→ **WHAT TO DO**
Copy out the entries below precisely; nothing is to be omitted.

BEGIN STORED RECORDS

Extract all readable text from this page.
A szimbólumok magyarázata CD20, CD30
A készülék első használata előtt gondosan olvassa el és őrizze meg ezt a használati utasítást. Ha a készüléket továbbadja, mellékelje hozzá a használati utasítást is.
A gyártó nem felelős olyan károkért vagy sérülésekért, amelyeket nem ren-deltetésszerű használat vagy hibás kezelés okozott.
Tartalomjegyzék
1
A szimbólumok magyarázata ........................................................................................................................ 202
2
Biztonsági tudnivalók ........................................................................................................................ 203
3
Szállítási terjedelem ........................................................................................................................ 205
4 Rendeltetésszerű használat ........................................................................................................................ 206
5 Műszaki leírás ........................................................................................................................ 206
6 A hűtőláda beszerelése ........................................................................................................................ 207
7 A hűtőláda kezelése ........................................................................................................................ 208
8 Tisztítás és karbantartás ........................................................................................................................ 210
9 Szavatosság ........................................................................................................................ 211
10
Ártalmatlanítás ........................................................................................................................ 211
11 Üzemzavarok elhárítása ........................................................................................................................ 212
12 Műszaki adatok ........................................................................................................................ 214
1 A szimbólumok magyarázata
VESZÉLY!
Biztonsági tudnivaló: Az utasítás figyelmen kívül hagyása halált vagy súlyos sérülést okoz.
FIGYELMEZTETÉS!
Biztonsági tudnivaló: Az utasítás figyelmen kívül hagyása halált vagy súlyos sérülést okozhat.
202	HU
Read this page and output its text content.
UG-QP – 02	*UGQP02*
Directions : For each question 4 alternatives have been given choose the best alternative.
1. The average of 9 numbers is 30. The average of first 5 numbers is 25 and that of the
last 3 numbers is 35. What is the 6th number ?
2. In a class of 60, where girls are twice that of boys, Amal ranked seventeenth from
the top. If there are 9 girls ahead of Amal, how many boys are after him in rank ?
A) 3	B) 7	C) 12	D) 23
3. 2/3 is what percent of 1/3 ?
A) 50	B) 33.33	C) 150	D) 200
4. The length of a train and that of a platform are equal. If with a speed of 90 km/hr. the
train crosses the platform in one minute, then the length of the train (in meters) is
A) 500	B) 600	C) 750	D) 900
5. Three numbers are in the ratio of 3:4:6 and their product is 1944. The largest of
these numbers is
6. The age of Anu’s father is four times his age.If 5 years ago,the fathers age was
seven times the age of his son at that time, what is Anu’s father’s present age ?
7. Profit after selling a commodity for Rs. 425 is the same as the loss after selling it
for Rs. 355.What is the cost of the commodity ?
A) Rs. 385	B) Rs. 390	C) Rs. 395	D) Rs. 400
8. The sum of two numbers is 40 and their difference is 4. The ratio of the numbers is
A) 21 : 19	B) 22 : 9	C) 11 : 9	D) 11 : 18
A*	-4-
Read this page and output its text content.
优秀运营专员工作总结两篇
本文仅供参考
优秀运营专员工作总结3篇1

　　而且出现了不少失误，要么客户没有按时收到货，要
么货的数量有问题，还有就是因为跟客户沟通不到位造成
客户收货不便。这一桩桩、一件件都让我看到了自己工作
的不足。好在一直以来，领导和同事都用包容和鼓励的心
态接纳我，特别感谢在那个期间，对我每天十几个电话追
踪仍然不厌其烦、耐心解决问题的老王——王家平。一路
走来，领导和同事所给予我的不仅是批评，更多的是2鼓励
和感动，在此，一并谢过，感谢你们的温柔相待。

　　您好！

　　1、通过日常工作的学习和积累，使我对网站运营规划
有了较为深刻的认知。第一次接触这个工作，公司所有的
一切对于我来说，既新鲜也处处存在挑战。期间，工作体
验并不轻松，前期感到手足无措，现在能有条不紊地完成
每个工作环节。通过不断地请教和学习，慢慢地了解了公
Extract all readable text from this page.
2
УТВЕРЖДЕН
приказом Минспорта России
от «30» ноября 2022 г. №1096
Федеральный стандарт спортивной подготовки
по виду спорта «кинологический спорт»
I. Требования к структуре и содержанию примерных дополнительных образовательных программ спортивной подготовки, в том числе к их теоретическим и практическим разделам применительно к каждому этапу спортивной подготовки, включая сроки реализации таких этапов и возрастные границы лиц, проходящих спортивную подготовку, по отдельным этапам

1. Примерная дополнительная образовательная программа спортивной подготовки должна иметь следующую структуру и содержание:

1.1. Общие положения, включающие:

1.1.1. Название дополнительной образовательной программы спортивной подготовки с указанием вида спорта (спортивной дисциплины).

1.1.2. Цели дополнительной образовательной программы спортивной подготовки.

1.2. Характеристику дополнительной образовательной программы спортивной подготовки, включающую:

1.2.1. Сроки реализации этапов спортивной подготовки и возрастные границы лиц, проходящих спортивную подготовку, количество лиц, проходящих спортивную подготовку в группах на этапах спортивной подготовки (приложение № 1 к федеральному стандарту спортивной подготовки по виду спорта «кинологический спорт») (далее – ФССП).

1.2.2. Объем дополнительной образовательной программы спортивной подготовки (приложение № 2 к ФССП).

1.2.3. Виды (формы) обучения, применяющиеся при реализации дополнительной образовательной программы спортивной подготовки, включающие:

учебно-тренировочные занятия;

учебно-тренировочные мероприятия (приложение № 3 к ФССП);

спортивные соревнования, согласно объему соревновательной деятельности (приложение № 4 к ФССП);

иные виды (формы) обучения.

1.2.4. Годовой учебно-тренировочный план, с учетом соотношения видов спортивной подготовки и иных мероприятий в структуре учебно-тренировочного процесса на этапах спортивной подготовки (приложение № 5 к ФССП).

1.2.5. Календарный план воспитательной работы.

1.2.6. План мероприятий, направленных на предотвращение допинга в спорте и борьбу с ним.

END STORED RECORDS

→ **COMPLETED TASK**
Extract all readable text from this page.
A szimbólumok magyarázata CD20, CD30
A készülék első használata előtt gondosan olvassa el és őrizze meg ezt a használati utasítást. Ha a készüléket továbbadja, mellékelje hozzá a használati utasítást is.
A gyártó nem felelős olyan károkért vagy sérülésekért, amelyeket nem ren-deltetésszerű használat vagy hibás kezelés okozott.
Tartalomjegyzék
1
A szimbólumok magyarázata ........................................................................................................................ 202
2
Biztonsági tudnivalók ........................................................................................................................ 203
3
Szállítási terjedelem ........................................................................................................................ 205
4 Rendeltetésszerű használat ........................................................................................................................ 206
5 Műszaki leírás ........................................................................................................................ 206
6 A hűtőláda beszerelése ........................................................................................................................ 207
7 A hűtőláda kezelése ........................................................................................................................ 208
8 Tisztítás és karbantartás ........................................................................................................................ 210
9 Szavatosság ........................................................................................................................ 211
10
Ártalmatlanítás ........................................................................................................................ 211
11 Üzemzavarok elhárítása ........................................................................................................................ 212
12 Műszaki adatok ........................................................................................................................ 214
1 A szimbólumok magyarázata
VESZÉLY!
Biztonsági tudnivaló: Az utasítás figyelmen kívül hagyása halált vagy súlyos sérülést okoz.
FIGYELMEZTETÉS!
Biztonsági tudnivaló: Az utasítás figyelmen kívül hagyása halált vagy súlyos sérülést okozhat.
202	HU
Read this page and output its text content.
UG-QP – 02	*UGQP02*
Directions : For each question 4 alternatives have been given choose the best alternative.
1. The average of 9 numbers is 30. The average of first 5 numbers is 25 and that of the
last 3 numbers is 35. What is the 6th number ?
2. In a class of 60, where girls are twice that of boys, Amal ranked seventeenth from
the top. If there are 9 girls ahead of Amal, how many boys are after him in rank ?
A) 3	B) 7	C) 12	D) 23
3. 2/3 is what percent of 1/3 ?
A) 50	B) 33.33	C) 150	D) 200
4. The length of a train and that of a platform are equal. If with a speed of 90 km/hr. the
train crosses the platform in one minute, then the length of the train (in meters) is
A) 500	B) 600	C) 750	D) 900
5. Three numbers are in the ratio of 3:4:6 and their product is 1944. The largest of
these numbers is
6. The age of Anu’s father is four times his age.If 5 years ago,the fathers age was
seven times the age of his son at that time, what is Anu’s father’s present age ?
7. Profit after selling a commodity for Rs. 425 is the same as the loss after selling it
for Rs. 355.What is the cost of the commodity ?
A) Rs. 385	B) Rs. 390	C) Rs. 395	D) Rs. 400
8. The sum of two numbers is 40 and their difference is 4. The ratio of the numbers is
A) 21 : 19	B) 22 : 9	C) 11 : 9	D) 11 : 18
A*	-4-
Read this page and output its text content.
优秀运营专员工作总结两篇
本文仅供参考
优秀运营专员工作总结3篇1

　　而且出现了不少失误，要么客户没有按时收到货，要
么货的数量有问题，还有就是因为跟客户沟通不到位造成
客户收货不便。这一桩桩、一件件都让我看到了自己工作
的不足。好在一直以来，领导和同事都用包容和鼓励的心
态接纳我，特别感谢在那个期间，对我每天十几个电话追
踪仍然不厌其烦、耐心解决问题的老王——王家平。一路
走来，领导和同事所给予我的不仅是批评，更多的是2鼓励
和感动，在此，一并谢过，感谢你们的温柔相待。

　　您好！

　　1、通过日常工作的学习和积累，使我对网站运营规划
有了较为深刻的认知。第一次接触这个工作，公司所有的
一切对于我来说，既新鲜也处处存在挑战。期间，工作体
验并不轻松，前期感到手足无措，现在能有条不紊地完成
每个工作环节。通过不断地请教和学习，慢慢地了解了公
Extract all readable text from this page.
2
УТВЕРЖДЕН
приказом Минспорта России
от «30» ноября 2022 г. №1096
Федеральный стандарт спортивной подготовки
по виду спорта «кинологический спорт»
I. Требования к структуре и содержанию примерных дополнительных образовательных программ спортивной подготовки, в том числе к их теоретическим и практическим разделам применительно к каждому этапу спортивной подготовки, включая сроки реализации таких этапов и возрастные границы лиц, проходящих спортивную подготовку, по отдельным этапам

1. Примерная дополнительная образовательная программа спортивной подготовки должна иметь следующую структуру и содержание:

1.1. Общие положения, включающие:

1.1.1. Название дополнительной образовательной программы спортивной подготовки с указанием вида спорта (спортивной дисциплины).

1.1.2. Цели дополнительной образовательной программы спортивной подготовки.

1.2. Характеристику дополнительной образовательной программы спортивной подготовки, включающую:

1.2.1. Сроки реализации этапов спортивной подготовки и возрастные границы лиц, проходящих спортивную подготовку, количество лиц, проходящих спортивную подготовку в группах на этапах спортивной подготовки (приложение № 1 к федеральному стандарту спортивной подготовки по виду спорта «кинологический спорт») (далее – ФССП).

1.2.2. Объем дополнительной образовательной программы спортивной подготовки (приложение № 2 к ФССП).

1.2.3. Виды (формы) обучения, применяющиеся при реализации дополнительной образовательной программы спортивной подготовки, включающие:

учебно-тренировочные занятия;

учебно-тренировочные мероприятия (приложение № 3 к ФССП);

спортивные соревнования, согласно объему соревновательной деятельности (приложение № 4 к ФССП);

иные виды (формы) обучения.

1.2.4. Годовой учебно-тренировочный план, с учетом соотношения видов спортивной подготовки и иных мероприятий в структуре учебно-тренировочного процесса на этапах спортивной подготовки (приложение № 5 к ФССП).

1.2.5. Календарный план воспитательной работы.

1.2.6. План мероприятий, направленных на предотвращение допинга в спорте и борьбу с ним.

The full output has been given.